** start of INFORMATION GIVEN **
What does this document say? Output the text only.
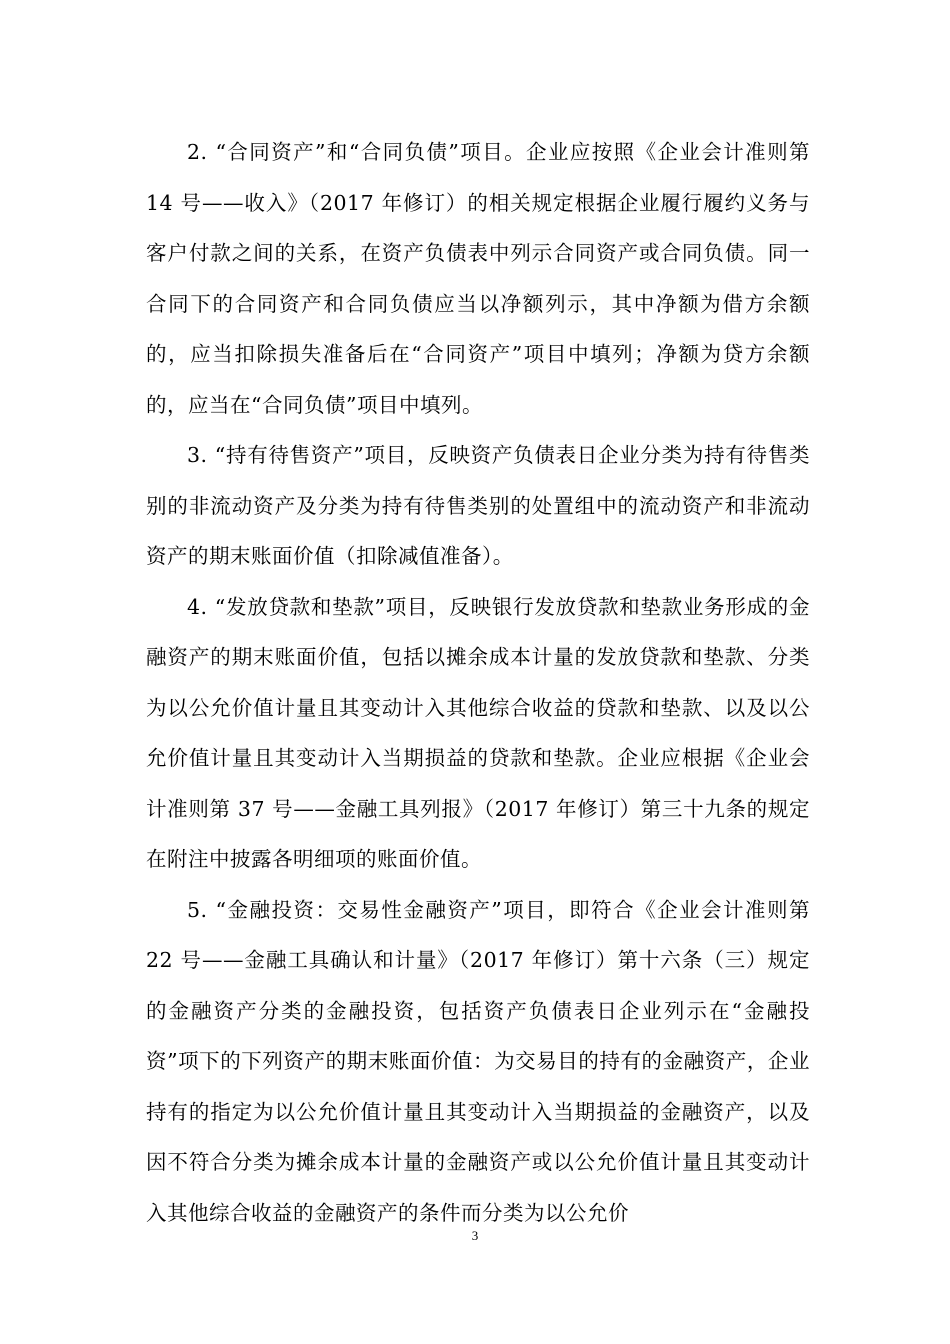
2. “合同资产”和“合同负债”项目。企业应按照《企业会计准则第 14 号——收入》（2017 年修订）的相关规定根据企业履行履约义务与客户付款之间的关系，在资产负债表中列示合同资产或合同负债。同一合同下的合同资产和合同负债应当以净额列示，其中净额为借方余额的，应当扣除损失准备后在“合同资产”项目中填列；净额为贷方余额的，应当在“合同负债”项目中填列。

3. “持有待售资产”项目，反映资产负债表日企业分类为持有待售类别的非流动资产及分类为持有待售类别的处置组中的流动资产和非流动资产的期末账面价值（扣除减值准备）。

4. “发放贷款和垫款”项目，反映银行发放贷款和垫款业务形成的金融资产的期末账面价值，包括以摊余成本计量的发放贷款和垫款、分类为以公允价值计量且其变动计入其他综合收益的贷款和垫款、以及以公允价值计量且其变动计入当期损益的贷款和垫款。企业应根据《企业会计准则第 37 号——金融工具列报》（2017 年修订）第三十九条的规定在附注中披露各明细项的账面价值。

5. “金融投资：交易性金融资产”项目，即符合《企业会计准则第 22 号——金融工具确认和计量》（2017 年修订）第十六条（三）规定的金融资产分类的金融投资，包括资产负债表日企业列示在“金融投资”项下的下列资产的期末账面价值：为交易目的持有的金融资产，企业持有的指定为以公允价值计量且其变动计入当期损益的金融资产，以及因不符合分类为摊余成本计量的金融资产或以公允价值计量且其变动计入其他综合收益的金融资产的条件而分类为以公允价

3
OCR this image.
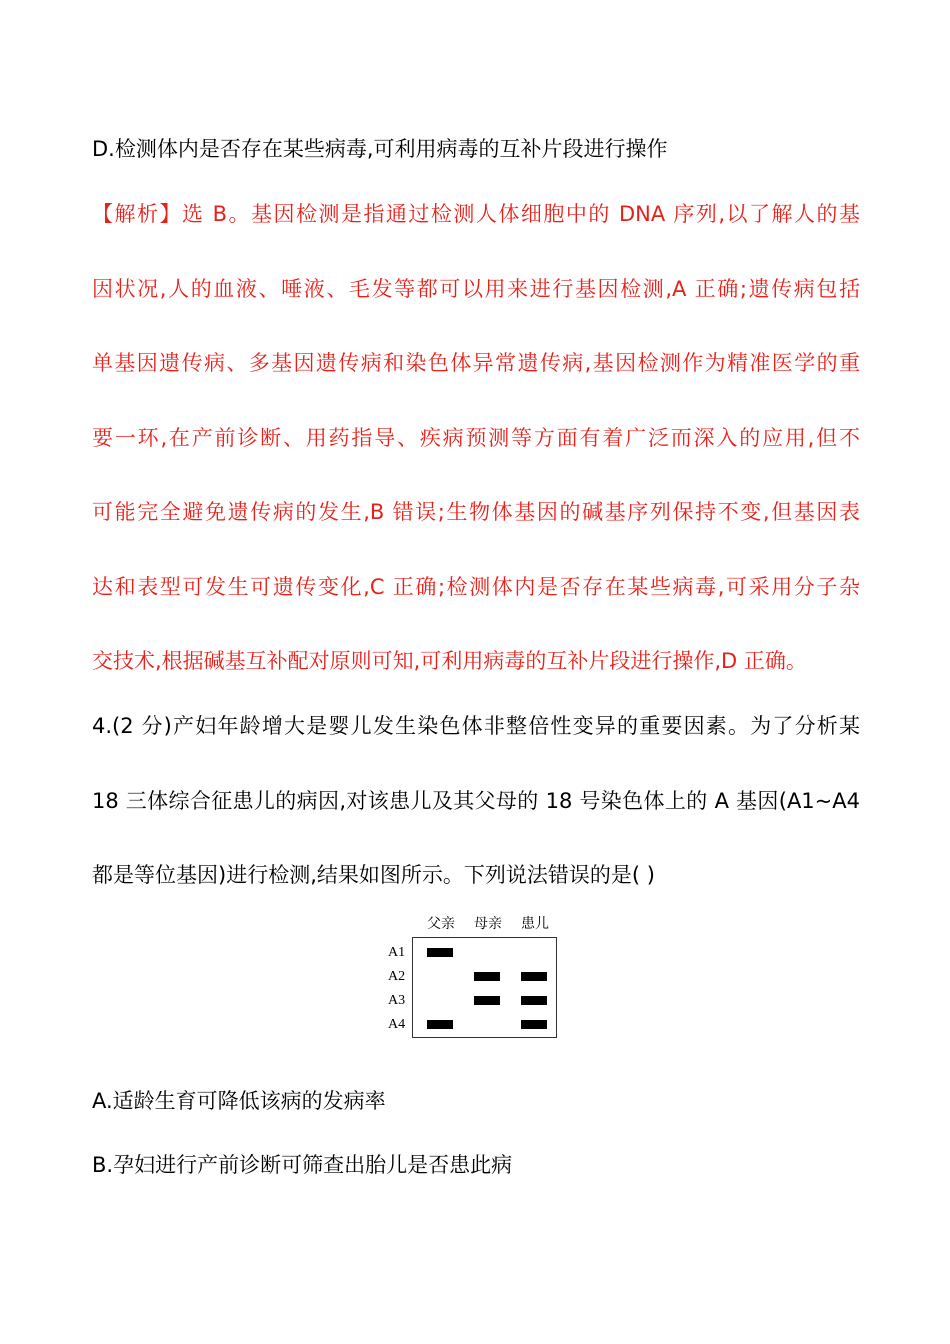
D.检测体内是否存在某些病毒,可利用病毒的互补片段进行操作
【解析】选 B。基因检测是指通过检测人体细胞中的 DNA 序列,以了解人的基
因状况,人的血液、唾液、毛发等都可以用来进行基因检测,A 正确;遗传病包括
单基因遗传病、多基因遗传病和染色体异常遗传病,基因检测作为精准医学的重
要一环,在产前诊断、用药指导、疾病预测等方面有着广泛而深入的应用,但不
可能完全避免遗传病的发生,B 错误;生物体基因的碱基序列保持不变,但基因表
达和表型可发生可遗传变化,C 正确;检测体内是否存在某些病毒,可采用分子杂
交技术,根据碱基互补配对原则可知,可利用病毒的互补片段进行操作,D 正确。
4.(2 分)产妇年龄增大是婴儿发生染色体非整倍性变异的重要因素。为了分析某
18 三体综合征患儿的病因,对该患儿及其父母的 18 号染色体上的 A 基因(A1~A4
都是等位基因)进行检测,结果如图所示。下列说法错误的是( )
父亲 母亲 患儿
A1
A2
A3
A4
A.适龄生育可降低该病的发病率
B.孕妇进行产前诊断可筛查出胎儿是否患此病
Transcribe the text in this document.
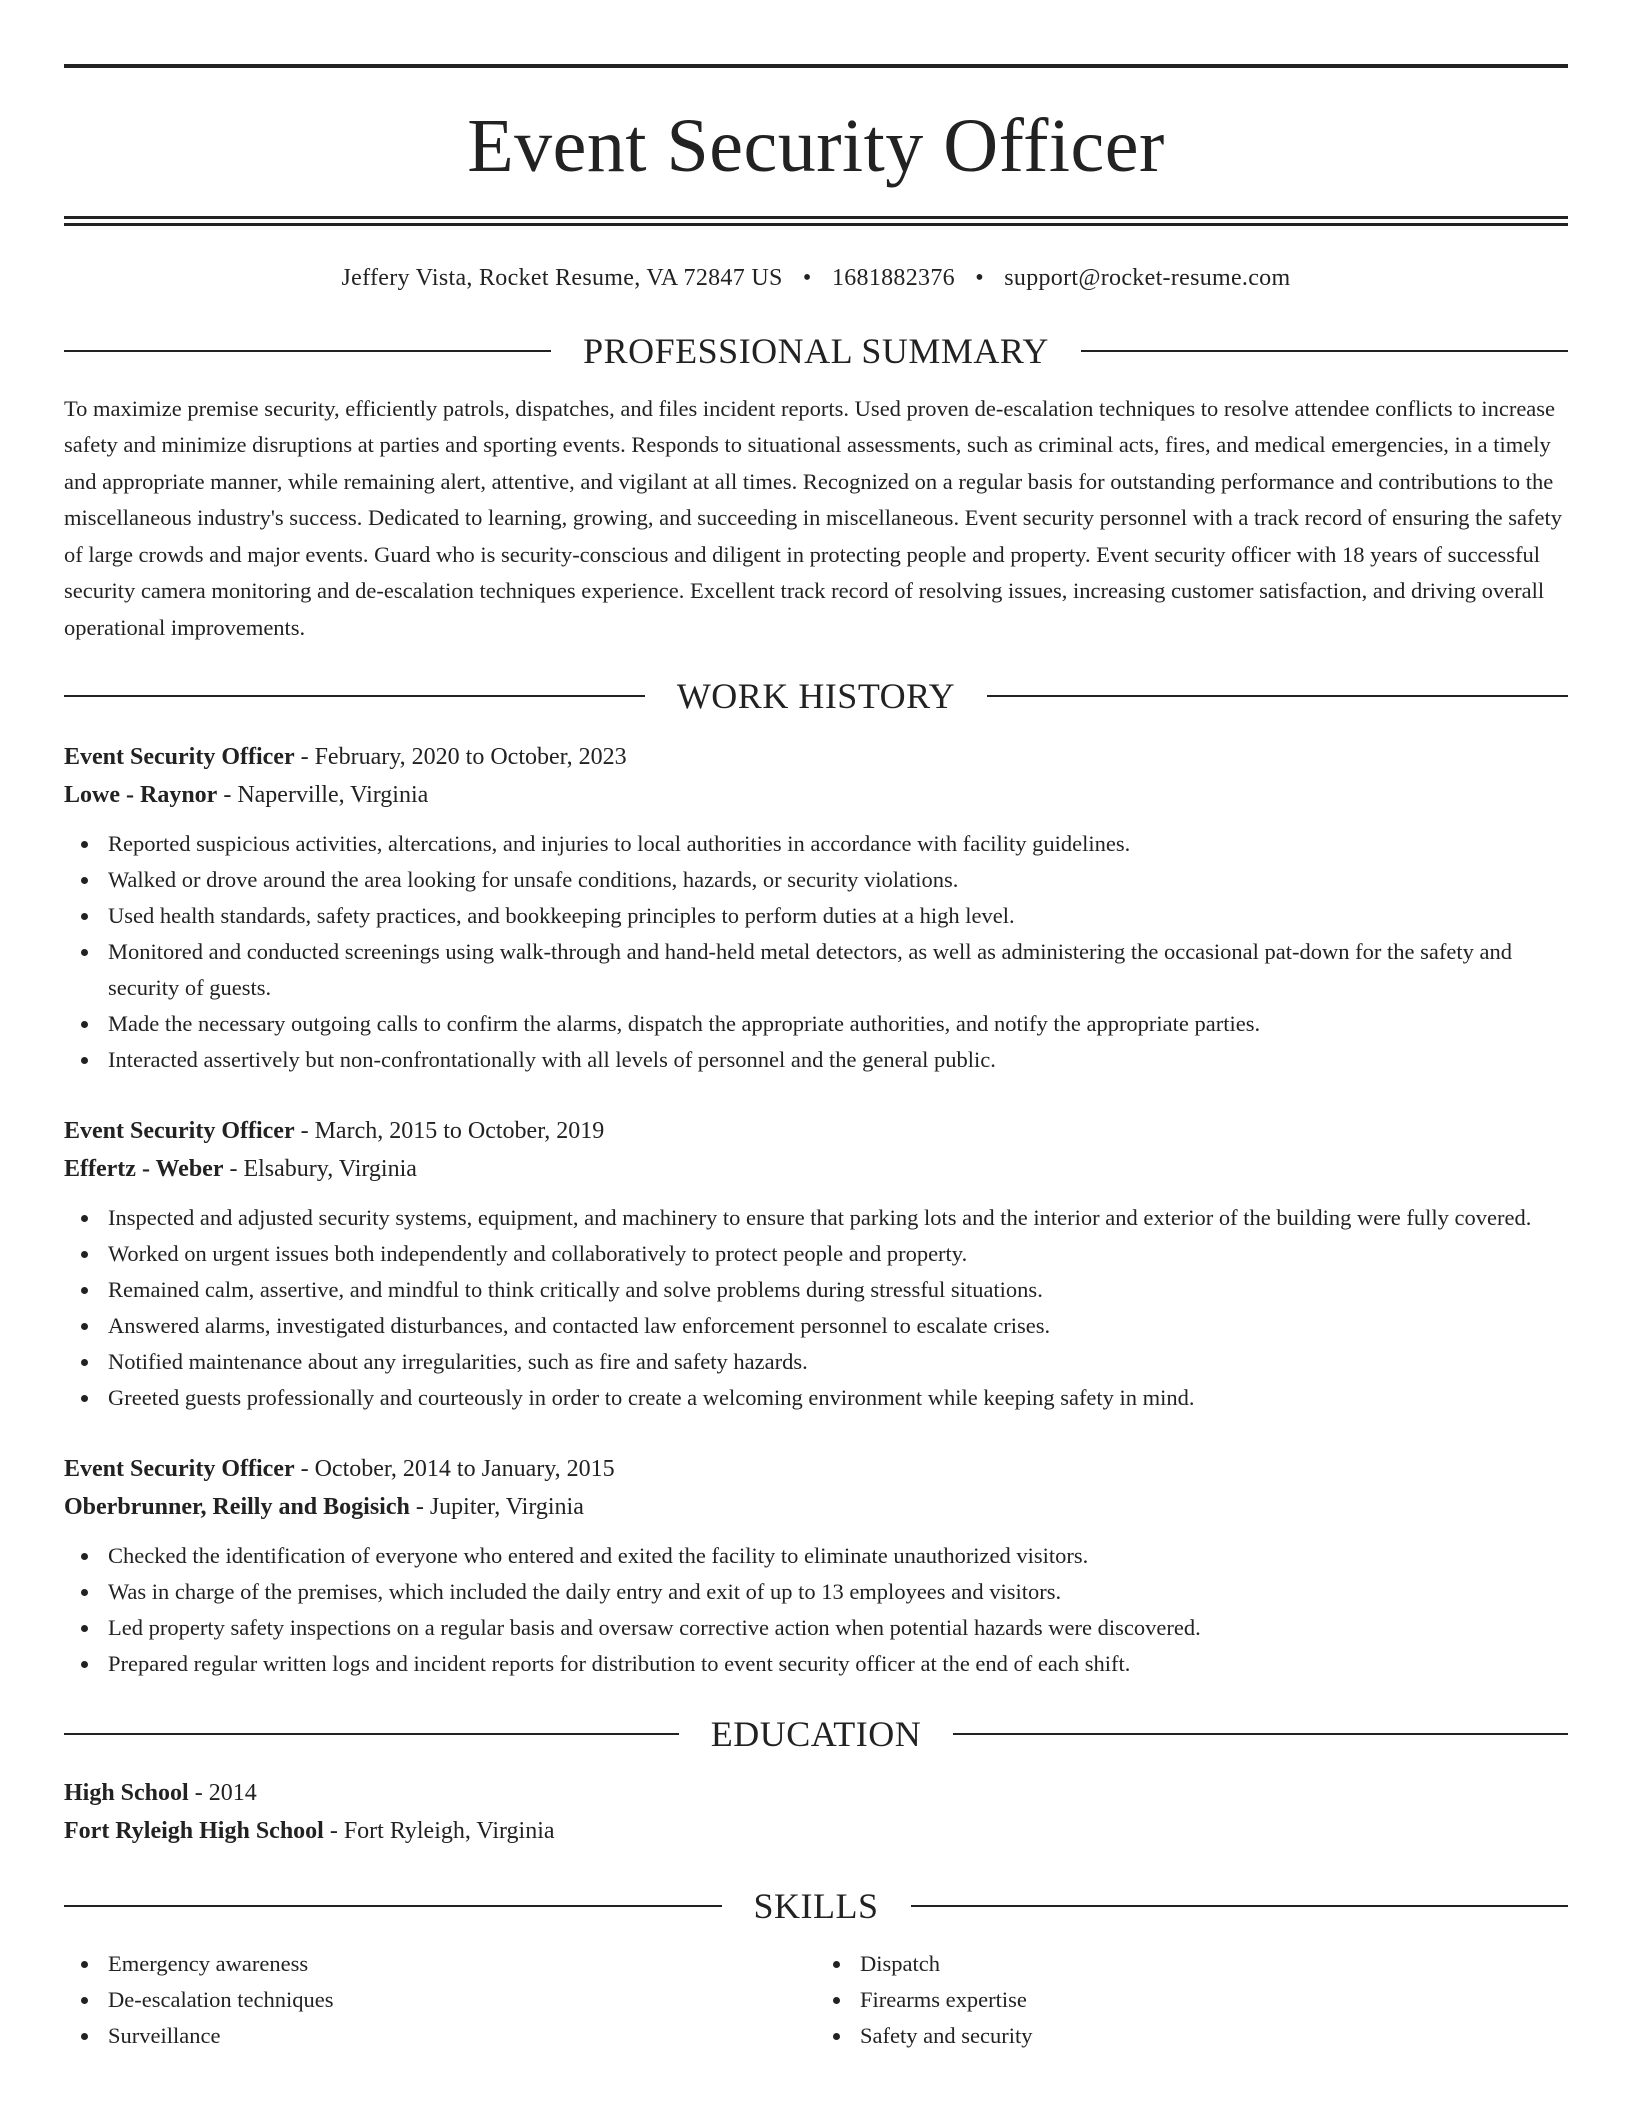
Event Security Officer
Jeffery Vista, Rocket Resume, VA 72847 US • 1681882376 • support@rocket-resume.com
PROFESSIONAL SUMMARY

To maximize premise security, efficiently patrols, dispatches, and files incident reports. Used proven de-escalation techniques to resolve attendee conflicts to increase safety and minimize disruptions at parties and sporting events. Responds to situational assessments, such as criminal acts, fires, and medical emergencies, in a timely and appropriate manner, while remaining alert, attentive, and vigilant at all times. Recognized on a regular basis for outstanding performance and contributions to the miscellaneous industry's success. Dedicated to learning, growing, and succeeding in miscellaneous. Event security personnel with a track record of ensuring the safety of large crowds and major events. Guard who is security-conscious and diligent in protecting people and property. Event security officer with 18 years of successful security camera monitoring and de-escalation techniques experience. Excellent track record of resolving issues, increasing customer satisfaction, and driving overall operational improvements.

WORK HISTORY
Event Security Officer - February, 2020 to October, 2023
Lowe - Raynor - Naperville, Virginia
Reported suspicious activities, altercations, and injuries to local authorities in accordance with facility guidelines.
Walked or drove around the area looking for unsafe conditions, hazards, or security violations.
Used health standards, safety practices, and bookkeeping principles to perform duties at a high level.
Monitored and conducted screenings using walk-through and hand-held metal detectors, as well as administering the occasional pat-down for the safety and security of guests.
Made the necessary outgoing calls to confirm the alarms, dispatch the appropriate authorities, and notify the appropriate parties.
Interacted assertively but non-confrontationally with all levels of personnel and the general public.
Event Security Officer - March, 2015 to October, 2019
Effertz - Weber - Elsabury, Virginia
Inspected and adjusted security systems, equipment, and machinery to ensure that parking lots and the interior and exterior of the building were fully covered.
Worked on urgent issues both independently and collaboratively to protect people and property.
Remained calm, assertive, and mindful to think critically and solve problems during stressful situations.
Answered alarms, investigated disturbances, and contacted law enforcement personnel to escalate crises.
Notified maintenance about any irregularities, such as fire and safety hazards.
Greeted guests professionally and courteously in order to create a welcoming environment while keeping safety in mind.
Event Security Officer - October, 2014 to January, 2015
Oberbrunner, Reilly and Bogisich - Jupiter, Virginia
Checked the identification of everyone who entered and exited the facility to eliminate unauthorized visitors.
Was in charge of the premises, which included the daily entry and exit of up to 13 employees and visitors.
Led property safety inspections on a regular basis and oversaw corrective action when potential hazards were discovered.
Prepared regular written logs and incident reports for distribution to event security officer at the end of each shift.
EDUCATION
High School - 2014
Fort Ryleigh High School - Fort Ryleigh, Virginia
SKILLS
Emergency awareness
De-escalation techniques
Surveillance
Dispatch
Firearms expertise
Safety and security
** end of INFORMATION GIVEN **
Single out each line of the records above with the string "reports" in it, and copy it.

**TASK ANSWER**.
To maximize premise security, efficiently patrols, dispatches, and files incident reports. Used proven de-escalation techniques to resolve attendee conflicts to increase safety and minimize disruptions at parties and sporting events. Responds to situational assessments, such as criminal acts, fires, and medical emergencies, in a timely and appropriate manner, while remaining alert, attentive, and vigilant at all times. Recognized on a regular basis for outstanding performance and contributions to the miscellaneous industry's success. Dedicated to learning, growing, and succeeding in miscellaneous. Event security personnel with a track record of ensuring the safety of large crowds and major events. Guard who is security-conscious and diligent in protecting people and property. Event security officer with 18 years of successful security camera monitoring and de-escalation techniques experience. Excellent track record of resolving issues, increasing customer satisfaction, and driving overall operational improvements.
Prepared regular written logs and incident reports for distribution to event security officer at the end of each shift.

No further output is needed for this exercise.